Records ->
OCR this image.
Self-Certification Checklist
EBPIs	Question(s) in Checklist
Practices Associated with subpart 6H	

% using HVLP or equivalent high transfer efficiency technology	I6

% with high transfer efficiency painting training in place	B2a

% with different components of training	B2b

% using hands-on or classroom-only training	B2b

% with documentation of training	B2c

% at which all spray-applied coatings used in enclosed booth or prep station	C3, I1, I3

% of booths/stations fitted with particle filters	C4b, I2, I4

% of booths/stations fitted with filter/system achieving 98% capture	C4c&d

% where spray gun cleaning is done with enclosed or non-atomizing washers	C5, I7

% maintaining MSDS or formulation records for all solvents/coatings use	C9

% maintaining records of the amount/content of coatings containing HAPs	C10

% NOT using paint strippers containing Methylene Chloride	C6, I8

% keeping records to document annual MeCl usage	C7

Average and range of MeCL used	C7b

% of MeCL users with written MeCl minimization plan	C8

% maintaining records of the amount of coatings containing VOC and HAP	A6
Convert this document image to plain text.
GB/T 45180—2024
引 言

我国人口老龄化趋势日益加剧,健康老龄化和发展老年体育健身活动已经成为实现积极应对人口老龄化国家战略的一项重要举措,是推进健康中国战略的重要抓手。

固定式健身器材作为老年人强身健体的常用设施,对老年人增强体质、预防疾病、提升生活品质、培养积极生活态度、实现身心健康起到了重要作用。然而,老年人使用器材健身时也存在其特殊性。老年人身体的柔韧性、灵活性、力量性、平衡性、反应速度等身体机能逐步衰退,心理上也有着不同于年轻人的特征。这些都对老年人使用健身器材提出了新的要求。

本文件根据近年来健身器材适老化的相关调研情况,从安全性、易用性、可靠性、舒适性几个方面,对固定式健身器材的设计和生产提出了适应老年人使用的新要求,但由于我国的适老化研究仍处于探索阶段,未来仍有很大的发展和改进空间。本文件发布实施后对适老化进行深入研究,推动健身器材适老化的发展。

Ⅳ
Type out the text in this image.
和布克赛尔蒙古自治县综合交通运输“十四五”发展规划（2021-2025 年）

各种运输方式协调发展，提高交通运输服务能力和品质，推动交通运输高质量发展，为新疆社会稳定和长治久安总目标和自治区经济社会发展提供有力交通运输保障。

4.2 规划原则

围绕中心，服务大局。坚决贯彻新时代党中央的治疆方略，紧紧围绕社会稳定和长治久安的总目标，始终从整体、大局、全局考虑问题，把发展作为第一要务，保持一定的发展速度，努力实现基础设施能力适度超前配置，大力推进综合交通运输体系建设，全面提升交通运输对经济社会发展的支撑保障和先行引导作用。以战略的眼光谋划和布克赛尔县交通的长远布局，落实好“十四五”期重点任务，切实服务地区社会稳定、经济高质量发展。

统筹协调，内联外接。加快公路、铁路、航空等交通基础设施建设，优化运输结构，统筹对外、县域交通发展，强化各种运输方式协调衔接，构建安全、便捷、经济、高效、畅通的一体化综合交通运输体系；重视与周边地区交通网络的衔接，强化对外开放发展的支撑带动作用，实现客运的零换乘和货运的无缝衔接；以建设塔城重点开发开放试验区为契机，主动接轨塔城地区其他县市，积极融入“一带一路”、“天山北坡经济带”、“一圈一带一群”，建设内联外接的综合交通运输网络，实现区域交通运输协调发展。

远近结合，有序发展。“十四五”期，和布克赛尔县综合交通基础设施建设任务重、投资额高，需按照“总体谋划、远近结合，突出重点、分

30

What is expected ->
Print all of the entries exactly as they are written.

Full output ->
OCR this image.
Self-Certification Checklist
EBPIs	Question(s) in Checklist
Practices Associated with subpart 6H	

% using HVLP or equivalent high transfer efficiency technology	I6

% with high transfer efficiency painting training in place	B2a

% with different components of training	B2b

% using hands-on or classroom-only training	B2b

% with documentation of training	B2c

% at which all spray-applied coatings used in enclosed booth or prep station	C3, I1, I3

% of booths/stations fitted with particle filters	C4b, I2, I4

% of booths/stations fitted with filter/system achieving 98% capture	C4c&d

% where spray gun cleaning is done with enclosed or non-atomizing washers	C5, I7

% maintaining MSDS or formulation records for all solvents/coatings use	C9

% maintaining records of the amount/content of coatings containing HAPs	C10

% NOT using paint strippers containing Methylene Chloride	C6, I8

% keeping records to document annual MeCl usage	C7

Average and range of MeCL used	C7b

% of MeCL users with written MeCl minimization plan	C8

% maintaining records of the amount of coatings containing VOC and HAP	A6
Convert this document image to plain text.
GB/T 45180—2024
引 言

我国人口老龄化趋势日益加剧,健康老龄化和发展老年体育健身活动已经成为实现积极应对人口老龄化国家战略的一项重要举措,是推进健康中国战略的重要抓手。

固定式健身器材作为老年人强身健体的常用设施,对老年人增强体质、预防疾病、提升生活品质、培养积极生活态度、实现身心健康起到了重要作用。然而,老年人使用器材健身时也存在其特殊性。老年人身体的柔韧性、灵活性、力量性、平衡性、反应速度等身体机能逐步衰退,心理上也有着不同于年轻人的特征。这些都对老年人使用健身器材提出了新的要求。

本文件根据近年来健身器材适老化的相关调研情况,从安全性、易用性、可靠性、舒适性几个方面,对固定式健身器材的设计和生产提出了适应老年人使用的新要求,但由于我国的适老化研究仍处于探索阶段,未来仍有很大的发展和改进空间。本文件发布实施后对适老化进行深入研究,推动健身器材适老化的发展。

Ⅳ
Type out the text in this image.
和布克赛尔蒙古自治县综合交通运输“十四五”发展规划（2021-2025 年）

各种运输方式协调发展，提高交通运输服务能力和品质，推动交通运输高质量发展，为新疆社会稳定和长治久安总目标和自治区经济社会发展提供有力交通运输保障。

4.2 规划原则

围绕中心，服务大局。坚决贯彻新时代党中央的治疆方略，紧紧围绕社会稳定和长治久安的总目标，始终从整体、大局、全局考虑问题，把发展作为第一要务，保持一定的发展速度，努力实现基础设施能力适度超前配置，大力推进综合交通运输体系建设，全面提升交通运输对经济社会发展的支撑保障和先行引导作用。以战略的眼光谋划和布克赛尔县交通的长远布局，落实好“十四五”期重点任务，切实服务地区社会稳定、经济高质量发展。

统筹协调，内联外接。加快公路、铁路、航空等交通基础设施建设，优化运输结构，统筹对外、县域交通发展，强化各种运输方式协调衔接，构建安全、便捷、经济、高效、畅通的一体化综合交通运输体系；重视与周边地区交通网络的衔接，强化对外开放发展的支撑带动作用，实现客运的零换乘和货运的无缝衔接；以建设塔城重点开发开放试验区为契机，主动接轨塔城地区其他县市，积极融入“一带一路”、“天山北坡经济带”、“一圈一带一群”，建设内联外接的综合交通运输网络，实现区域交通运输协调发展。

远近结合，有序发展。“十四五”期，和布克赛尔县综合交通基础设施建设任务重、投资额高，需按照“总体谋划、远近结合，突出重点、分

30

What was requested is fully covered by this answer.